## Supplied data
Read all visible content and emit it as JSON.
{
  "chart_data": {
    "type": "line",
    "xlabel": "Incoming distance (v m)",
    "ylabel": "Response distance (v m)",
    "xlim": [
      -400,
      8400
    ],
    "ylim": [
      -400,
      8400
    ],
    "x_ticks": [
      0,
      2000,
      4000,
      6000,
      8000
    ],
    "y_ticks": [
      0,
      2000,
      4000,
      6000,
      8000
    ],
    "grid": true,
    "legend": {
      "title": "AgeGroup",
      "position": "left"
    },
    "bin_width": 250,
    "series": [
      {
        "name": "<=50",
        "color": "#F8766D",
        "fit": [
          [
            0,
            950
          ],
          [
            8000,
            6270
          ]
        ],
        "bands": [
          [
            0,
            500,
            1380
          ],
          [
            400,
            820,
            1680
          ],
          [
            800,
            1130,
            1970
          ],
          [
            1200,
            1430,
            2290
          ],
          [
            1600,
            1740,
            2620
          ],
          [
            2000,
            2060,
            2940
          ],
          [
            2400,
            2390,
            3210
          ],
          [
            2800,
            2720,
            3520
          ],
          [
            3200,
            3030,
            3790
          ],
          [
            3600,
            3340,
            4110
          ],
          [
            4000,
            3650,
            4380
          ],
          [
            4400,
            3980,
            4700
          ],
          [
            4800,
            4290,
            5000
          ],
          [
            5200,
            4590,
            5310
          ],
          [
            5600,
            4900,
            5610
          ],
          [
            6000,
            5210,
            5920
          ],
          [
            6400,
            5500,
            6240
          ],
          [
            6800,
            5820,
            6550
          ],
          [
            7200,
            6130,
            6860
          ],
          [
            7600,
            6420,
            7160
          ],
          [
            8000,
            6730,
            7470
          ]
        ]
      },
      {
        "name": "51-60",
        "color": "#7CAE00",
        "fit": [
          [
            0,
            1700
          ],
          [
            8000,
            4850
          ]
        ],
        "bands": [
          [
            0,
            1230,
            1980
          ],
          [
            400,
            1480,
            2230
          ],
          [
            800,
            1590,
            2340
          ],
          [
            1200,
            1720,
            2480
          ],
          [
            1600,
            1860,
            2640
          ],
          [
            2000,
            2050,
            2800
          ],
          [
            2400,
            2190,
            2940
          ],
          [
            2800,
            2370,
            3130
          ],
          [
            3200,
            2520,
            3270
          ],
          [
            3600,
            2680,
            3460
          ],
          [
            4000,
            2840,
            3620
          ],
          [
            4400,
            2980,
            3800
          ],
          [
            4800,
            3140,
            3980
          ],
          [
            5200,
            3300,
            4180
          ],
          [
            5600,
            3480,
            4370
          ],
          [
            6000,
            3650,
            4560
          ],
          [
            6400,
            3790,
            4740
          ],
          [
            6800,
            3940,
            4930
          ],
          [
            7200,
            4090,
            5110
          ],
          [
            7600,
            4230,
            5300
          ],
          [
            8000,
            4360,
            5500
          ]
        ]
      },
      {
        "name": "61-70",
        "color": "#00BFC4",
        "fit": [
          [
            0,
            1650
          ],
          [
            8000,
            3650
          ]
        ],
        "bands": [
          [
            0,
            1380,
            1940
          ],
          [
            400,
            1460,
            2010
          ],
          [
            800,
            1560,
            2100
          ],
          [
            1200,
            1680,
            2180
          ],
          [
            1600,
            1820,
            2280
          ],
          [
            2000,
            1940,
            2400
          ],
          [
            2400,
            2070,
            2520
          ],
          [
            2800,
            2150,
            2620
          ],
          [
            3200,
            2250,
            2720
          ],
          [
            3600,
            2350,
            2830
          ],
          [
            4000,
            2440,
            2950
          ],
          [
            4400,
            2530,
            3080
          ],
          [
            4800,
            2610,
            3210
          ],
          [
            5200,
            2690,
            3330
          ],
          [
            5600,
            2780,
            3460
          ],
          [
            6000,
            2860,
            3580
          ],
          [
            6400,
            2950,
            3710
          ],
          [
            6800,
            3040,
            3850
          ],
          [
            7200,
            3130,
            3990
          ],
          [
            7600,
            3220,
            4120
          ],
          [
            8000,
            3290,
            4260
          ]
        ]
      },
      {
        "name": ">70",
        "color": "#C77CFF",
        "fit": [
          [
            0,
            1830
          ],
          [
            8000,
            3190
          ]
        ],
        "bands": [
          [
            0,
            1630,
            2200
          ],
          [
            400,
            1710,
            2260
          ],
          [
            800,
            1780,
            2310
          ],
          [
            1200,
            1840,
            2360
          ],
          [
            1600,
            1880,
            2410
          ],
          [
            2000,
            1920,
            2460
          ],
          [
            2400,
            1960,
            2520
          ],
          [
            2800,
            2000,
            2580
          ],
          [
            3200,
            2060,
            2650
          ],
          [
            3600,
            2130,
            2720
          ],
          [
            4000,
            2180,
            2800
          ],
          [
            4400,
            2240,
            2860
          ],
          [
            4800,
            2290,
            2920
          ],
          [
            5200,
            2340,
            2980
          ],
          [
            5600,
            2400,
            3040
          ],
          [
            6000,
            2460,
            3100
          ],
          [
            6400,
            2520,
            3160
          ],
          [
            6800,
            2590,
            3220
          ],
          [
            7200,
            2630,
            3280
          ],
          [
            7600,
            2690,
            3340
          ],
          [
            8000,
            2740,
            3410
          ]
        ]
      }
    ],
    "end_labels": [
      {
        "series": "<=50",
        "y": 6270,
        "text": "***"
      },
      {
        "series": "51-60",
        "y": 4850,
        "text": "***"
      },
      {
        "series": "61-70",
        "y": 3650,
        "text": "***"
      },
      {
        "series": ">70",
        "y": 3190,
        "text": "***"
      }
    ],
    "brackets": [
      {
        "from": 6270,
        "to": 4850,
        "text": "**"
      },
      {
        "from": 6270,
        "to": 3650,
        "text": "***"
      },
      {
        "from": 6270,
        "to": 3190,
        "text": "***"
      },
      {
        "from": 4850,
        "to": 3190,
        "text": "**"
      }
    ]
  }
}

## Task requirements
Your task is to reproduce the whole listing exactly.

## Task result
Read all visible content and emit it as JSON.
{
  "chart_data": {
    "type": "line",
    "xlabel": "Incoming distance (v m)",
    "ylabel": "Response distance (v m)",
    "xlim": [
      -400,
      8400
    ],
    "ylim": [
      -400,
      8400
    ],
    "x_ticks": [
      0,
      2000,
      4000,
      6000,
      8000
    ],
    "y_ticks": [
      0,
      2000,
      4000,
      6000,
      8000
    ],
    "grid": true,
    "legend": {
      "title": "AgeGroup",
      "position": "left"
    },
    "bin_width": 250,
    "series": [
      {
        "name": "<=50",
        "color": "#F8766D",
        "fit": [
          [
            0,
            950
          ],
          [
            8000,
            6270
          ]
        ],
        "bands": [
          [
            0,
            500,
            1380
          ],
          [
            400,
            820,
            1680
          ],
          [
            800,
            1130,
            1970
          ],
          [
            1200,
            1430,
            2290
          ],
          [
            1600,
            1740,
            2620
          ],
          [
            2000,
            2060,
            2940
          ],
          [
            2400,
            2390,
            3210
          ],
          [
            2800,
            2720,
            3520
          ],
          [
            3200,
            3030,
            3790
          ],
          [
            3600,
            3340,
            4110
          ],
          [
            4000,
            3650,
            4380
          ],
          [
            4400,
            3980,
            4700
          ],
          [
            4800,
            4290,
            5000
          ],
          [
            5200,
            4590,
            5310
          ],
          [
            5600,
            4900,
            5610
          ],
          [
            6000,
            5210,
            5920
          ],
          [
            6400,
            5500,
            6240
          ],
          [
            6800,
            5820,
            6550
          ],
          [
            7200,
            6130,
            6860
          ],
          [
            7600,
            6420,
            7160
          ],
          [
            8000,
            6730,
            7470
          ]
        ]
      },
      {
        "name": "51-60",
        "color": "#7CAE00",
        "fit": [
          [
            0,
            1700
          ],
          [
            8000,
            4850
          ]
        ],
        "bands": [
          [
            0,
            1230,
            1980
          ],
          [
            400,
            1480,
            2230
          ],
          [
            800,
            1590,
            2340
          ],
          [
            1200,
            1720,
            2480
          ],
          [
            1600,
            1860,
            2640
          ],
          [
            2000,
            2050,
            2800
          ],
          [
            2400,
            2190,
            2940
          ],
          [
            2800,
            2370,
            3130
          ],
          [
            3200,
            2520,
            3270
          ],
          [
            3600,
            2680,
            3460
          ],
          [
            4000,
            2840,
            3620
          ],
          [
            4400,
            2980,
            3800
          ],
          [
            4800,
            3140,
            3980
          ],
          [
            5200,
            3300,
            4180
          ],
          [
            5600,
            3480,
            4370
          ],
          [
            6000,
            3650,
            4560
          ],
          [
            6400,
            3790,
            4740
          ],
          [
            6800,
            3940,
            4930
          ],
          [
            7200,
            4090,
            5110
          ],
          [
            7600,
            4230,
            5300
          ],
          [
            8000,
            4360,
            5500
          ]
        ]
      },
      {
        "name": "61-70",
        "color": "#00BFC4",
        "fit": [
          [
            0,
            1650
          ],
          [
            8000,
            3650
          ]
        ],
        "bands": [
          [
            0,
            1380,
            1940
          ],
          [
            400,
            1460,
            2010
          ],
          [
            800,
            1560,
            2100
          ],
          [
            1200,
            1680,
            2180
          ],
          [
            1600,
            1820,
            2280
          ],
          [
            2000,
            1940,
            2400
          ],
          [
            2400,
            2070,
            2520
          ],
          [
            2800,
            2150,
            2620
          ],
          [
            3200,
            2250,
            2720
          ],
          [
            3600,
            2350,
            2830
          ],
          [
            4000,
            2440,
            2950
          ],
          [
            4400,
            2530,
            3080
          ],
          [
            4800,
            2610,
            3210
          ],
          [
            5200,
            2690,
            3330
          ],
          [
            5600,
            2780,
            3460
          ],
          [
            6000,
            2860,
            3580
          ],
          [
            6400,
            2950,
            3710
          ],
          [
            6800,
            3040,
            3850
          ],
          [
            7200,
            3130,
            3990
          ],
          [
            7600,
            3220,
            4120
          ],
          [
            8000,
            3290,
            4260
          ]
        ]
      },
      {
        "name": ">70",
        "color": "#C77CFF",
        "fit": [
          [
            0,
            1830
          ],
          [
            8000,
            3190
          ]
        ],
        "bands": [
          [
            0,
            1630,
            2200
          ],
          [
            400,
            1710,
            2260
          ],
          [
            800,
            1780,
            2310
          ],
          [
            1200,
            1840,
            2360
          ],
          [
            1600,
            1880,
            2410
          ],
          [
            2000,
            1920,
            2460
          ],
          [
            2400,
            1960,
            2520
          ],
          [
            2800,
            2000,
            2580
          ],
          [
            3200,
            2060,
            2650
          ],
          [
            3600,
            2130,
            2720
          ],
          [
            4000,
            2180,
            2800
          ],
          [
            4400,
            2240,
            2860
          ],
          [
            4800,
            2290,
            2920
          ],
          [
            5200,
            2340,
            2980
          ],
          [
            5600,
            2400,
            3040
          ],
          [
            6000,
            2460,
            3100
          ],
          [
            6400,
            2520,
            3160
          ],
          [
            6800,
            2590,
            3220
          ],
          [
            7200,
            2630,
            3280
          ],
          [
            7600,
            2690,
            3340
          ],
          [
            8000,
            2740,
            3410
          ]
        ]
      }
    ],
    "end_labels": [
      {
        "series": "<=50",
        "y": 6270,
        "text": "***"
      },
      {
        "series": "51-60",
        "y": 4850,
        "text": "***"
      },
      {
        "series": "61-70",
        "y": 3650,
        "text": "***"
      },
      {
        "series": ">70",
        "y": 3190,
        "text": "***"
      }
    ],
    "brackets": [
      {
        "from": 6270,
        "to": 4850,
        "text": "**"
      },
      {
        "from": 6270,
        "to": 3650,
        "text": "***"
      },
      {
        "from": 6270,
        "to": 3190,
        "text": "***"
      },
      {
        "from": 4850,
        "to": 3190,
        "text": "**"
      }
    ]
  }
}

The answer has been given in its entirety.